DESCRIPTION OF THE TASK:
Pick out each row below that contains the word "movable", and copy those rows.
-- start --
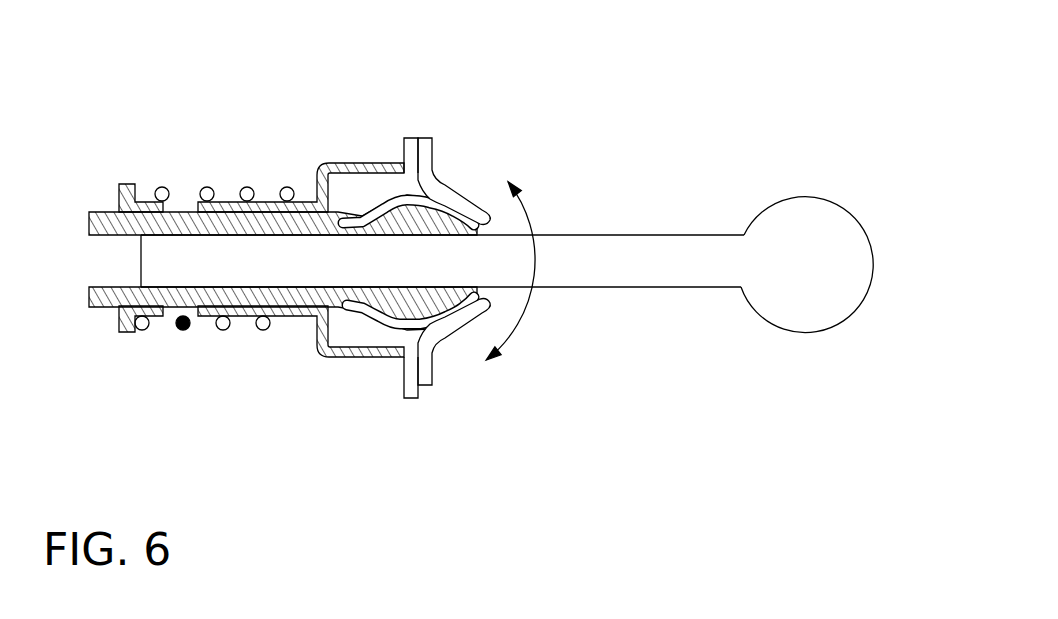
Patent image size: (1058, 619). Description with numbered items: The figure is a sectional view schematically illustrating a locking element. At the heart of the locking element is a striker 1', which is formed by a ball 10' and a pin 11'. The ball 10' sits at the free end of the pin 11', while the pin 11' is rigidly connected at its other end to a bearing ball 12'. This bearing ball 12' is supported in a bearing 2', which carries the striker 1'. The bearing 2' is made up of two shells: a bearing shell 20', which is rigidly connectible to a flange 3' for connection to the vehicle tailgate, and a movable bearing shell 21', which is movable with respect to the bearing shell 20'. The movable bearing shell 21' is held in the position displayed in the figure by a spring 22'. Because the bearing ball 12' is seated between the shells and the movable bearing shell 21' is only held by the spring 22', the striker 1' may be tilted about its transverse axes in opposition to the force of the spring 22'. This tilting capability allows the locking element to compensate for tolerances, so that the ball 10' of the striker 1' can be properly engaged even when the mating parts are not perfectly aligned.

The striker 1' is at (536, 262).
The bearing 2' is at (283, 199).
The flange 3' is at (392, 310).
The ball 10' is at (836, 295).
The pin 11' is at (442, 337).
The bearing ball 12' is at (398, 195).
The bearing shell 20' is at (491, 244).
The movable bearing shell 21' is at (301, 299).
The spring 22' is at (212, 311).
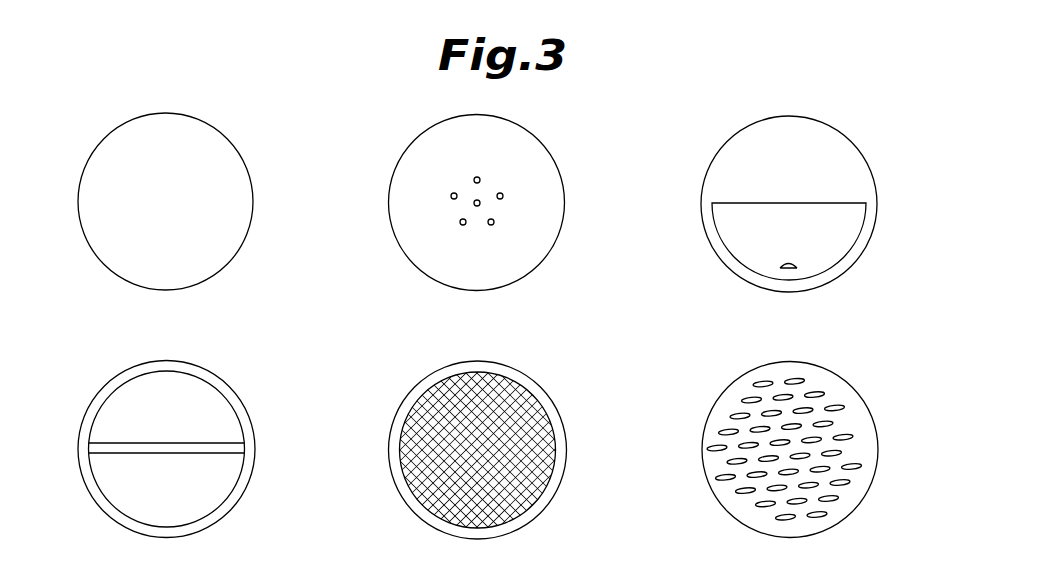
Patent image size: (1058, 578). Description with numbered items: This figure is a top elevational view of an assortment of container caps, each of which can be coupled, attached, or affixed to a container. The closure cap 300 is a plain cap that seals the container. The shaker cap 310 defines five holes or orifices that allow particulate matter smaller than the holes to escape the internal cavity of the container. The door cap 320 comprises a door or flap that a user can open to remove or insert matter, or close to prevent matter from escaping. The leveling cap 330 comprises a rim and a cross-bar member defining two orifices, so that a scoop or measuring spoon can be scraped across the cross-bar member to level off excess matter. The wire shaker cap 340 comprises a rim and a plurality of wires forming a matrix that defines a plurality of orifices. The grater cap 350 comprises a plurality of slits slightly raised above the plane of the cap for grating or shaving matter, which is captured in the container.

The closure cap 300 is at (220, 135).
The shaker cap 310 is at (545, 147).
The door cap 320 is at (777, 113).
The leveling cap 330 is at (223, 380).
The wire shaker cap 340 is at (533, 382).
The grater cap 350 is at (713, 407).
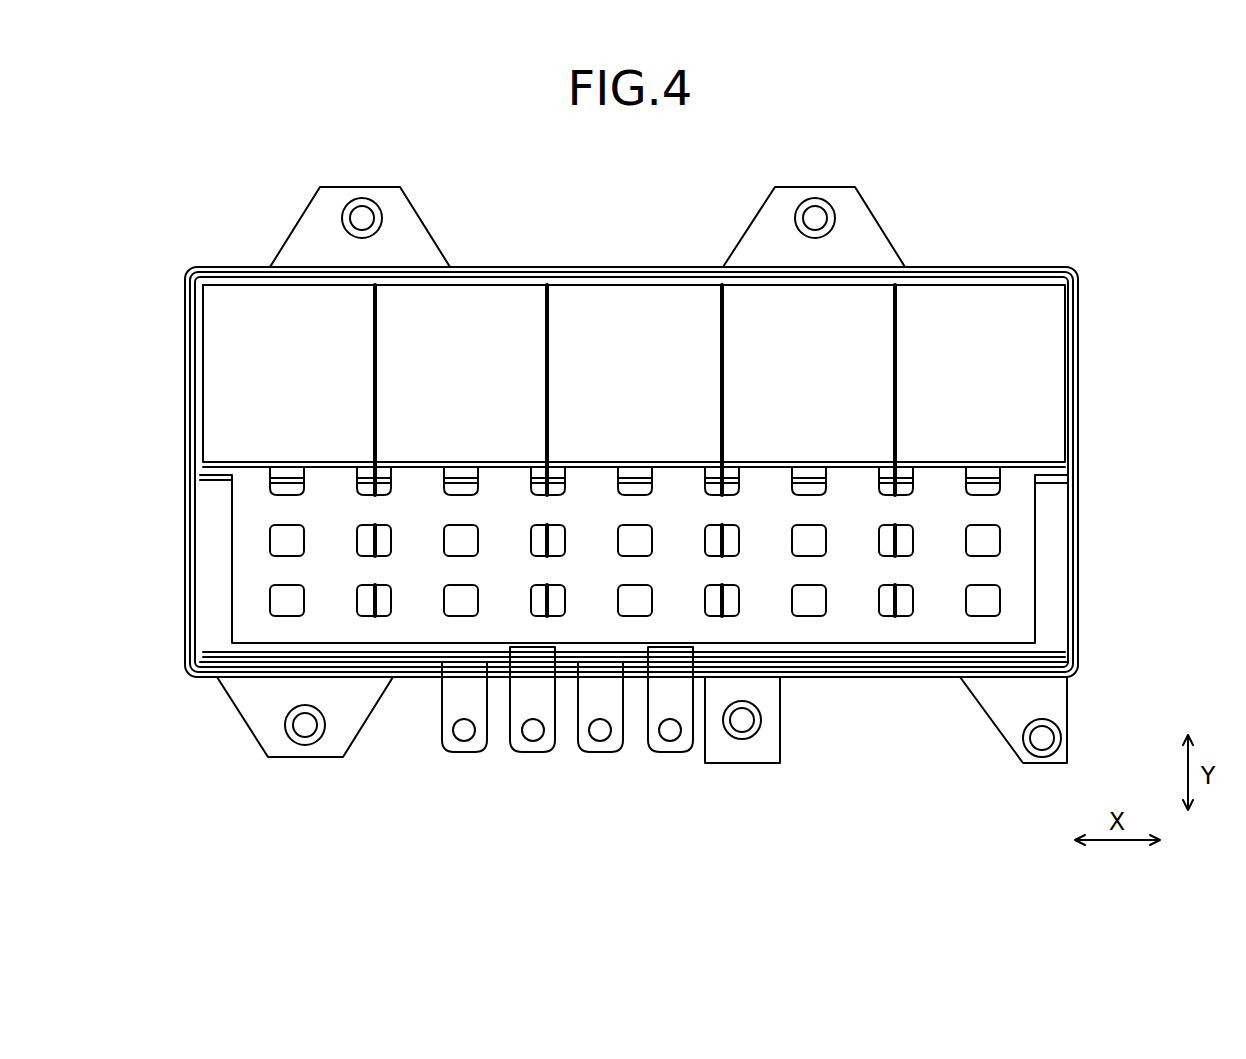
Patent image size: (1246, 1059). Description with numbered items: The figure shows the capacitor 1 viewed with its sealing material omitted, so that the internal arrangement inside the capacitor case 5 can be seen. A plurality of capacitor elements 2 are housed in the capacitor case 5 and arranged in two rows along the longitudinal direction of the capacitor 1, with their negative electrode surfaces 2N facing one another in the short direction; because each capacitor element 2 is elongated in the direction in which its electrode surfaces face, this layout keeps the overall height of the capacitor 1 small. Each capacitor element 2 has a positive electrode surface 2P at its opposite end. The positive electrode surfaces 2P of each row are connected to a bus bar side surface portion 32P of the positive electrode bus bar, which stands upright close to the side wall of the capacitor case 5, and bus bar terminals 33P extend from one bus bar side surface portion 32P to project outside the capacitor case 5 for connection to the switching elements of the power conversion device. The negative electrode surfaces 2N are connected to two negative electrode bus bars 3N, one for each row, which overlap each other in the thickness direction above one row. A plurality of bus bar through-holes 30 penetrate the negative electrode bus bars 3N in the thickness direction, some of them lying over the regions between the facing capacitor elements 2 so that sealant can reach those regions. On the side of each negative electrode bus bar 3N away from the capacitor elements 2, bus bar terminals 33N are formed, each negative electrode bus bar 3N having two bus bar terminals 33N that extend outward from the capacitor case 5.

The capacitor 1 is at (1045, 176).
The capacitor case 5 is at (1080, 352).
The capacitor element 2 is at (218, 388).
The positive electrode surface 2P is at (990, 285).
The negative electrode surface 2N is at (240, 478).
The bus bar side surface portion 32P is at (500, 285).
The negative electrode bus bar 3N is at (252, 577).
The bus bar through-hole 30 is at (285, 538).
The bus bar terminal 33P is at (464, 752).
The bus bar terminal 33N is at (533, 752).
-- end --
RESPONSE FOR THIS EXERCISE:
Patent image size: (1058, 619). Description with numbered items: The figure is a sectional view schematically illustrating a locking element. At the heart of the locking element is a striker 1', which is formed by a ball 10' and a pin 11'. The ball 10' sits at the free end of the pin 11', while the pin 11' is rigidly connected at its other end to a bearing ball 12'. This bearing ball 12' is supported in a bearing 2', which carries the striker 1'. The bearing 2' is made up of two shells: a bearing shell 20', which is rigidly connectible to a flange 3' for connection to the vehicle tailgate, and a movable bearing shell 21', which is movable with respect to the bearing shell 20'. The movable bearing shell 21' is held in the position displayed in the figure by a spring 22'. Because the bearing ball 12' is seated between the shells and the movable bearing shell 21' is only held by the spring 22', the striker 1' may be tilted about its transverse axes in opposition to the force of the spring 22'. This tilting capability allows the locking element to compensate for tolerances, so that the ball 10' of the striker 1' can be properly engaged even when the mating parts are not perfectly aligned.
The movable bearing shell 21' is at (301, 299).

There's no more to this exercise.